(Data items)
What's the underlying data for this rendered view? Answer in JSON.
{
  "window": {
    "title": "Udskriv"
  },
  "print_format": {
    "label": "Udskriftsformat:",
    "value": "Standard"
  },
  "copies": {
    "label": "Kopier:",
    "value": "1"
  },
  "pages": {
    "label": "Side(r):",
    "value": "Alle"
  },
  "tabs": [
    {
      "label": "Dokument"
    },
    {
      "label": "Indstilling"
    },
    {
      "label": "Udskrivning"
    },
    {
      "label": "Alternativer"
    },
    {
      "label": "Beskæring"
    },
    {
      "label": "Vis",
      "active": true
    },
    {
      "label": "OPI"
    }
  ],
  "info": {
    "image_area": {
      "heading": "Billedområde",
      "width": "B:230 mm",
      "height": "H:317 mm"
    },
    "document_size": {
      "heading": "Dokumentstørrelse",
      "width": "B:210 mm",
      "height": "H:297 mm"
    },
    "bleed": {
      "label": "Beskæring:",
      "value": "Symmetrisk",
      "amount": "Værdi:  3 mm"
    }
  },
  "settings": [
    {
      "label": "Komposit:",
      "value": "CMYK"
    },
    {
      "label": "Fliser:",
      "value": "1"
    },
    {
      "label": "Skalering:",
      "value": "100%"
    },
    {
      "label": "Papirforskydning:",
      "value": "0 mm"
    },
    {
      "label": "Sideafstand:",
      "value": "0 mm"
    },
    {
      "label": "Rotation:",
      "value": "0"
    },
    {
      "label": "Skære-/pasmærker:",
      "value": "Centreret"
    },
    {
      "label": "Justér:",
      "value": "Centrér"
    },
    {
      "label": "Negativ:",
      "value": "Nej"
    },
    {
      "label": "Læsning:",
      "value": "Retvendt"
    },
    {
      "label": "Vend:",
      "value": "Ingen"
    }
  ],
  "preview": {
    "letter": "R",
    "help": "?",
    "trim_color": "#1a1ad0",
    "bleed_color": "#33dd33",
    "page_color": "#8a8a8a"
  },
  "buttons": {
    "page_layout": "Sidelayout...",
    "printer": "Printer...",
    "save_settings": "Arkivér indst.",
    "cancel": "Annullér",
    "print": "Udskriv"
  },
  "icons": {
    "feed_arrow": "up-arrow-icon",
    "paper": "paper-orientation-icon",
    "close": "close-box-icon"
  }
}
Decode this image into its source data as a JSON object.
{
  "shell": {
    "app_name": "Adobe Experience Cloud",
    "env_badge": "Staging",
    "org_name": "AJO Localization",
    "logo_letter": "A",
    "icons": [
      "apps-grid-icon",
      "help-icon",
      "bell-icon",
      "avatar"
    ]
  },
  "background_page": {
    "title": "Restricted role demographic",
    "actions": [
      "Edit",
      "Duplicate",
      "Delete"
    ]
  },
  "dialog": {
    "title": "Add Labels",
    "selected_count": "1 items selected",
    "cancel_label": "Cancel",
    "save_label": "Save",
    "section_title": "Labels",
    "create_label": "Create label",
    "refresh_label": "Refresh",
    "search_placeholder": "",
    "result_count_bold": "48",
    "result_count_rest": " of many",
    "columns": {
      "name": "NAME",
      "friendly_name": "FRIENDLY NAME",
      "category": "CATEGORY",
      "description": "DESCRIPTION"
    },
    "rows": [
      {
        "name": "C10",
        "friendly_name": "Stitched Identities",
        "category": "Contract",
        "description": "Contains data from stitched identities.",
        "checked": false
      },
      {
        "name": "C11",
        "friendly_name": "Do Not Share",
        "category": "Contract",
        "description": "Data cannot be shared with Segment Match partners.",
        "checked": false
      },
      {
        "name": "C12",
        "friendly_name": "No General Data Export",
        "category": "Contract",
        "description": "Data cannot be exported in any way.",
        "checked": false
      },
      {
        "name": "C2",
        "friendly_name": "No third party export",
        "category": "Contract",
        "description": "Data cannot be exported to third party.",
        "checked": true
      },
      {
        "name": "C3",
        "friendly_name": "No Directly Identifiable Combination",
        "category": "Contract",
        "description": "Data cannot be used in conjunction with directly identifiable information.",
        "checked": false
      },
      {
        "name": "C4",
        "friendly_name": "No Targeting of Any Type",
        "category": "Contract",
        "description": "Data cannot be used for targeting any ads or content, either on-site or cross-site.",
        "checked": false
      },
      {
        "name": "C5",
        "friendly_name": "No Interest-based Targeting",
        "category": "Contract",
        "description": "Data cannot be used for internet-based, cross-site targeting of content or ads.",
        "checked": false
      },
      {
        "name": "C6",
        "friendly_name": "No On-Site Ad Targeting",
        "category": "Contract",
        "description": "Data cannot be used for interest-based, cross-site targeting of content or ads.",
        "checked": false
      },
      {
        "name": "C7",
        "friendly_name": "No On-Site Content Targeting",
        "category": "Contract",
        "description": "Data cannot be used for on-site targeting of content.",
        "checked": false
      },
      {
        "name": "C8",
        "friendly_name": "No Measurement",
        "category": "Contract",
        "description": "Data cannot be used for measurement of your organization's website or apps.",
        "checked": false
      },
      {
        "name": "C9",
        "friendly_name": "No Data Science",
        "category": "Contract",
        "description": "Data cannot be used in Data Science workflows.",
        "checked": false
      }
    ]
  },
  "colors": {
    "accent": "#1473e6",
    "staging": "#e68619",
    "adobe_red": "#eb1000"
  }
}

> **WHAT NEEDS TO BE DONE**
Identify every line above with the string "heading" in it. Copy those lines.

> **EXERCISE OUTPUT**
      "heading": "Billedområde",
      "heading": "Dokumentstørrelse",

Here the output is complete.